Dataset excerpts
^^^^^^^^

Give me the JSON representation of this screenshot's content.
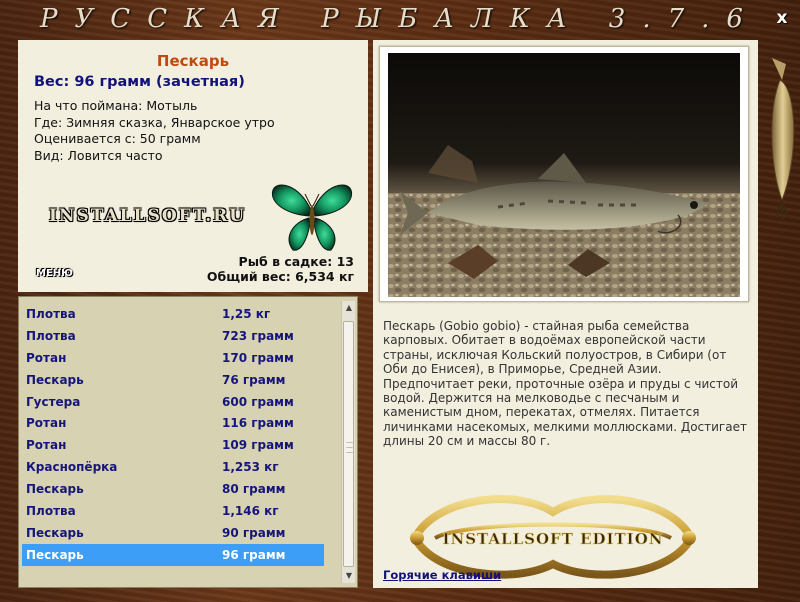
{
  "window": {
    "title": "РУССКАЯ РЫБАЛКА 3.7.6",
    "close_label": "x"
  },
  "fish": {
    "name": "Пескарь",
    "weight_line": "Вес: 96 грамм (зачетная)",
    "caught_with": "На что поймана: Мотыль",
    "location": "Где: Зимняя сказка, Январское утро",
    "valued_from": "Оценивается с: 50 грамм",
    "kind": "Вид: Ловится часто"
  },
  "brand": {
    "logo_text": "INSTALLSOFT.RU",
    "edition_text": "INSTALLSOFT EDITION"
  },
  "menu_label": "МЕНЮ",
  "stats": {
    "fish_in_cage": "Рыб в садке: 13",
    "total_weight": "Общий вес: 6,534 кг"
  },
  "catch_list": [
    {
      "name": "Плотва",
      "weight": "1,25 кг"
    },
    {
      "name": "Плотва",
      "weight": "723 грамм"
    },
    {
      "name": "Ротан",
      "weight": "170 грамм"
    },
    {
      "name": "Пескарь",
      "weight": "76 грамм"
    },
    {
      "name": "Густера",
      "weight": "600 грамм"
    },
    {
      "name": "Ротан",
      "weight": "116 грамм"
    },
    {
      "name": "Ротан",
      "weight": "109 грамм"
    },
    {
      "name": "Краснопёрка",
      "weight": "1,253 кг"
    },
    {
      "name": "Пескарь",
      "weight": "80 грамм"
    },
    {
      "name": "Плотва",
      "weight": "1,146 кг"
    },
    {
      "name": "Пескарь",
      "weight": "90 грамм"
    },
    {
      "name": "Пескарь",
      "weight": "96 грамм"
    }
  ],
  "selected_index": 11,
  "description": "Пескарь (Gobio gobio) - стайная рыба семейства карповых. Обитает в водоёмах европейской части страны, исключая Кольский полуостров, в Сибири (от Оби до Енисея), в Приморье, Средней Азии. Предпочитает реки, проточные озёра и пруды с чистой водой. Держится на мелководье с песчаным и каменистым дном, перекатах, отмелях. Питается личинками насекомых, мелкими моллюсками. Достигает длины 20 см и массы 80 г.",
  "hotkeys_label": "Горячие клавиши",
  "icons": {
    "close": "close-icon",
    "butterfly": "butterfly-icon",
    "lure": "lure-icon",
    "scroll_up": "chevron-up-icon",
    "scroll_down": "chevron-down-icon"
  },
  "colors": {
    "fish_name": "#c0490f",
    "weight_text": "#12127a",
    "list_text": "#16167a",
    "selection": "#3c9ef6",
    "panel_bg": "#f3efdf",
    "list_bg": "#d7d2b2",
    "frame": "#5a2c12"
  }
}
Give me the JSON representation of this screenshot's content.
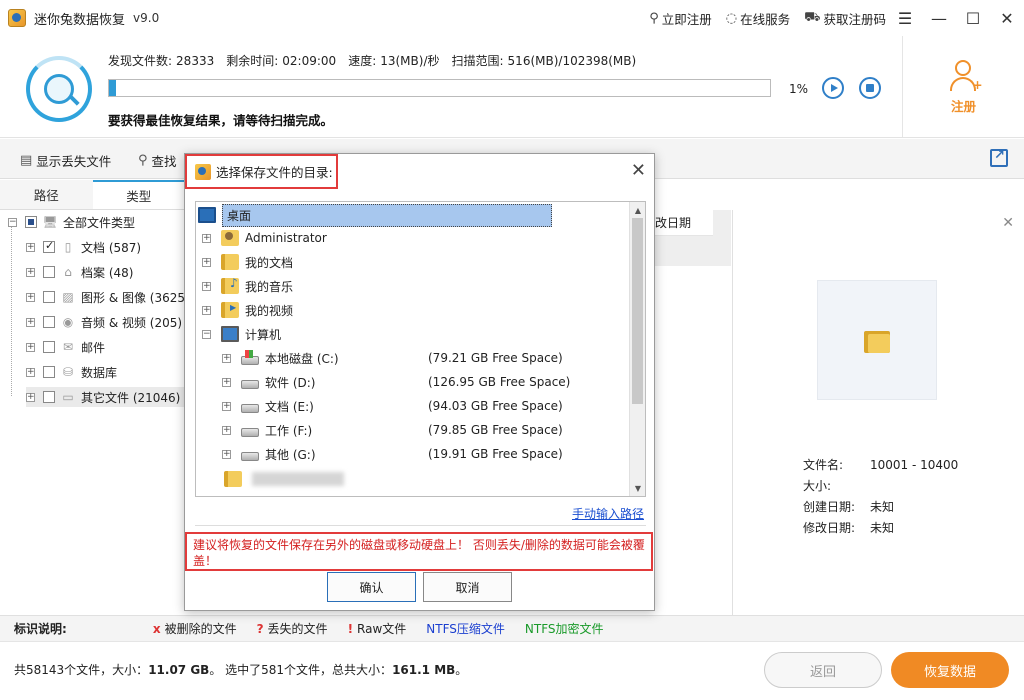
{
  "app": {
    "title": "迷你兔数据恢复",
    "version": "v9.0"
  },
  "title_links": {
    "register": "立即注册",
    "online_service": "在线服务",
    "get_code": "获取注册码"
  },
  "scan": {
    "found_label": "发现文件数:",
    "found_value": "28333",
    "remaining_label": "剩余时间:",
    "remaining_value": "02:09:00",
    "speed_label": "速度:",
    "speed_value": "13(MB)/秒",
    "range_label": "扫描范围:",
    "range_value": "516(MB)/102398(MB)",
    "progress": 0.01,
    "progress_text": "1%",
    "hint": "要获得最佳恢复结果，请等待扫描完成。"
  },
  "register_label": "注册",
  "toolbar": {
    "show_lost": "显示丢失文件",
    "find": "查找"
  },
  "left_tabs": [
    "路径",
    "类型"
  ],
  "tree": {
    "root": "全部文件类型",
    "items": [
      {
        "label": "文档 (587)",
        "checked": true
      },
      {
        "label": "档案 (48)",
        "checked": false
      },
      {
        "label": "图形 & 图像 (3625",
        "checked": false
      },
      {
        "label": "音频 & 视频 (205)",
        "checked": false
      },
      {
        "label": "邮件",
        "checked": false
      },
      {
        "label": "数据库",
        "checked": false
      },
      {
        "label": "其它文件 (21046)",
        "checked": false
      }
    ]
  },
  "column_header": "改日期",
  "preview": {
    "file_name_label": "文件名:",
    "file_name_value": "10001 - 10400",
    "size_label": "大小:",
    "size_value": "",
    "created_label": "创建日期:",
    "created_value": "未知",
    "modified_label": "修改日期:",
    "modified_value": "未知"
  },
  "legend": {
    "title": "标识说明:",
    "deleted": "被删除的文件",
    "lost": "丢失的文件",
    "raw": "Raw文件",
    "ntfs_compressed": "NTFS压缩文件",
    "ntfs_encrypted": "NTFS加密文件",
    "colors": {
      "deleted_mark": "#d33333",
      "compressed": "#1b3fd0",
      "encrypted": "#1a9a2a"
    }
  },
  "footer": {
    "summary_prefix": "共58143个文件，大小：",
    "summary_size": "11.07 GB",
    "summary_mid": "。 选中了581个文件，总共大小：",
    "summary_sel": "161.1 MB",
    "summary_end": "。",
    "back": "返回",
    "recover": "恢复数据"
  },
  "dialog": {
    "title": "选择保存文件的目录:",
    "desktop": "桌面",
    "items": [
      {
        "label": "Administrator",
        "icon": "user-folder"
      },
      {
        "label": "我的文档",
        "icon": "folder"
      },
      {
        "label": "我的音乐",
        "icon": "music-folder"
      },
      {
        "label": "我的视频",
        "icon": "video-folder"
      },
      {
        "label": "计算机",
        "icon": "computer"
      }
    ],
    "drives": [
      {
        "label": "本地磁盘 (C:)",
        "free": "(79.21 GB Free Space)"
      },
      {
        "label": "软件 (D:)",
        "free": "(126.95 GB Free Space)"
      },
      {
        "label": "文档 (E:)",
        "free": "(94.03 GB Free Space)"
      },
      {
        "label": "工作 (F:)",
        "free": "(79.85 GB Free Space)"
      },
      {
        "label": "其他 (G:)",
        "free": "(19.91 GB Free Space)"
      }
    ],
    "manual_path": "手动输入路径",
    "warning": "建议将恢复的文件保存在另外的磁盘或移动硬盘上！ 否则丢失/删除的数据可能会被覆盖！",
    "ok": "确认",
    "cancel": "取消"
  }
}
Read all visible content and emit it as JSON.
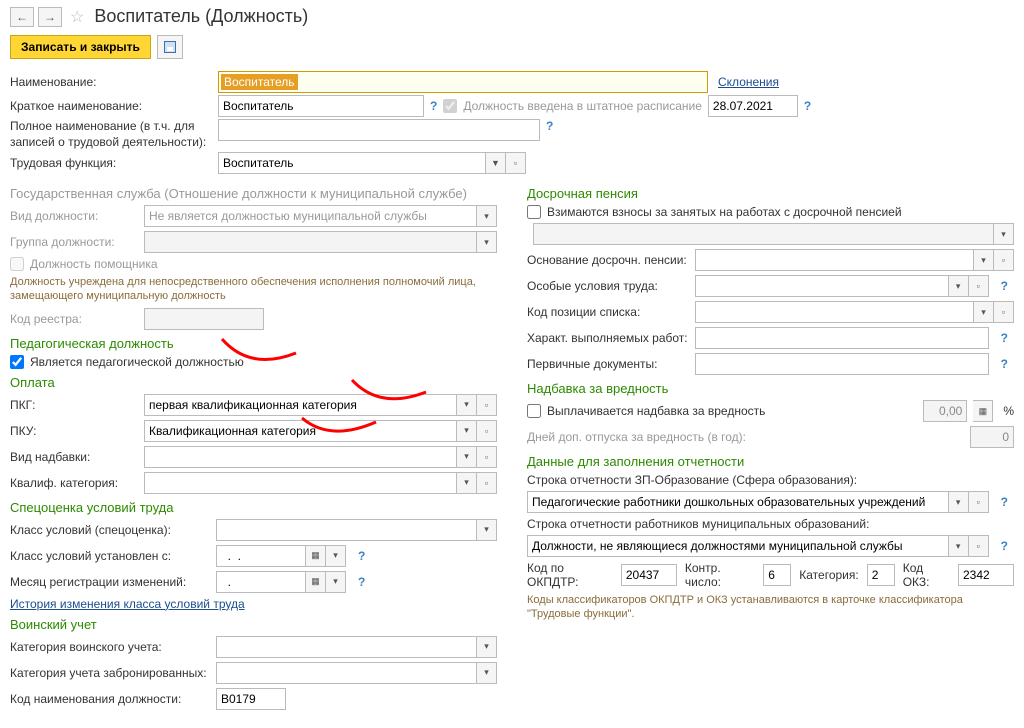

^^^^^^^^

> THE PROBLEM
Copy every record above exactly, leaving out the pictures.

> CORRECT OUTPUT
Give me the JSON representation of this screenshot's content.
{
  "window": {
    "title": "РУССКАЯ РЫБАЛКА 3.7.6",
    "close_label": "x"
  },
  "fish": {
    "name": "Пескарь",
    "weight_line": "Вес: 96 грамм (зачетная)",
    "caught_with": "На что поймана: Мотыль",
    "location": "Где: Зимняя сказка, Январское утро",
    "valued_from": "Оценивается с: 50 грамм",
    "kind": "Вид: Ловится часто"
  },
  "brand": {
    "logo_text": "INSTALLSOFT.RU",
    "edition_text": "INSTALLSOFT EDITION"
  },
  "menu_label": "МЕНЮ",
  "stats": {
    "fish_in_cage": "Рыб в садке: 13",
    "total_weight": "Общий вес: 6,534 кг"
  },
  "catch_list": [
    {
      "name": "Плотва",
      "weight": "1,25 кг"
    },
    {
      "name": "Плотва",
      "weight": "723 грамм"
    },
    {
      "name": "Ротан",
      "weight": "170 грамм"
    },
    {
      "name": "Пескарь",
      "weight": "76 грамм"
    },
    {
      "name": "Густера",
      "weight": "600 грамм"
    },
    {
      "name": "Ротан",
      "weight": "116 грамм"
    },
    {
      "name": "Ротан",
      "weight": "109 грамм"
    },
    {
      "name": "Краснопёрка",
      "weight": "1,253 кг"
    },
    {
      "name": "Пескарь",
      "weight": "80 грамм"
    },
    {
      "name": "Плотва",
      "weight": "1,146 кг"
    },
    {
      "name": "Пескарь",
      "weight": "90 грамм"
    },
    {
      "name": "Пескарь",
      "weight": "96 грамм"
    }
  ],
  "selected_index": 11,
  "description": "Пескарь (Gobio gobio) - стайная рыба семейства карповых. Обитает в водоёмах европейской части страны, исключая Кольский полуостров, в Сибири (от Оби до Енисея), в Приморье, Средней Азии. Предпочитает реки, проточные озёра и пруды с чистой водой. Держится на мелководье с песчаным и каменистым дном, перекатах, отмелях. Питается личинками насекомых, мелкими моллюсками. Достигает длины 20 см и массы 80 г.",
  "hotkeys_label": "Горячие клавиши",
  "icons": {
    "close": "close-icon",
    "butterfly": "butterfly-icon",
    "lure": "lure-icon",
    "scroll_up": "chevron-up-icon",
    "scroll_down": "chevron-down-icon"
  },
  "colors": {
    "fish_name": "#c0490f",
    "weight_text": "#12127a",
    "list_text": "#16167a",
    "selection": "#3c9ef6",
    "panel_bg": "#f3efdf",
    "list_bg": "#d7d2b2",
    "frame": "#5a2c12"
  }
}
Give me the JSON representation of this screenshot's content.
{
  "app": {
    "title": "迷你兔数据恢复",
    "version": "v9.0"
  },
  "title_links": {
    "register": "立即注册",
    "online_service": "在线服务",
    "get_code": "获取注册码"
  },
  "scan": {
    "found_label": "发现文件数:",
    "found_value": "28333",
    "remaining_label": "剩余时间:",
    "remaining_value": "02:09:00",
    "speed_label": "速度:",
    "speed_value": "13(MB)/秒",
    "range_label": "扫描范围:",
    "range_value": "516(MB)/102398(MB)",
    "progress": 0.01,
    "progress_text": "1%",
    "hint": "要获得最佳恢复结果，请等待扫描完成。"
  },
  "register_label": "注册",
  "toolbar": {
    "show_lost": "显示丢失文件",
    "find": "查找"
  },
  "left_tabs": [
    "路径",
    "类型"
  ],
  "tree": {
    "root": "全部文件类型",
    "items": [
      {
        "label": "文档 (587)",
        "checked": true
      },
      {
        "label": "档案 (48)",
        "checked": false
      },
      {
        "label": "图形 & 图像 (3625",
        "checked": false
      },
      {
        "label": "音频 & 视频 (205)",
        "checked": false
      },
      {
        "label": "邮件",
        "checked": false
      },
      {
        "label": "数据库",
        "checked": false
      },
      {
        "label": "其它文件 (21046)",
        "checked": false
      }
    ]
  },
  "column_header": "改日期",
  "preview": {
    "file_name_label": "文件名:",
    "file_name_value": "10001 - 10400",
    "size_label": "大小:",
    "size_value": "",
    "created_label": "创建日期:",
    "created_value": "未知",
    "modified_label": "修改日期:",
    "modified_value": "未知"
  },
  "legend": {
    "title": "标识说明:",
    "deleted": "被删除的文件",
    "lost": "丢失的文件",
    "raw": "Raw文件",
    "ntfs_compressed": "NTFS压缩文件",
    "ntfs_encrypted": "NTFS加密文件",
    "colors": {
      "deleted_mark": "#d33333",
      "compressed": "#1b3fd0",
      "encrypted": "#1a9a2a"
    }
  },
  "footer": {
    "summary_prefix": "共58143个文件，大小：",
    "summary_size": "11.07 GB",
    "summary_mid": "。 选中了581个文件，总共大小：",
    "summary_sel": "161.1 MB",
    "summary_end": "。",
    "back": "返回",
    "recover": "恢复数据"
  },
  "dialog": {
    "title": "选择保存文件的目录:",
    "desktop": "桌面",
    "items": [
      {
        "label": "Administrator",
        "icon": "user-folder"
      },
      {
        "label": "我的文档",
        "icon": "folder"
      },
      {
        "label": "我的音乐",
        "icon": "music-folder"
      },
      {
        "label": "我的视频",
        "icon": "video-folder"
      },
      {
        "label": "计算机",
        "icon": "computer"
      }
    ],
    "drives": [
      {
        "label": "本地磁盘 (C:)",
        "free": "(79.21 GB Free Space)"
      },
      {
        "label": "软件 (D:)",
        "free": "(126.95 GB Free Space)"
      },
      {
        "label": "文档 (E:)",
        "free": "(94.03 GB Free Space)"
      },
      {
        "label": "工作 (F:)",
        "free": "(79.85 GB Free Space)"
      },
      {
        "label": "其他 (G:)",
        "free": "(19.91 GB Free Space)"
      }
    ],
    "manual_path": "手动输入路径",
    "warning": "建议将恢复的文件保存在另外的磁盘或移动硬盘上！ 否则丢失/删除的数据可能会被覆盖！",
    "ok": "确认",
    "cancel": "取消"
  }
}
Read all visible content and emit it as JSON.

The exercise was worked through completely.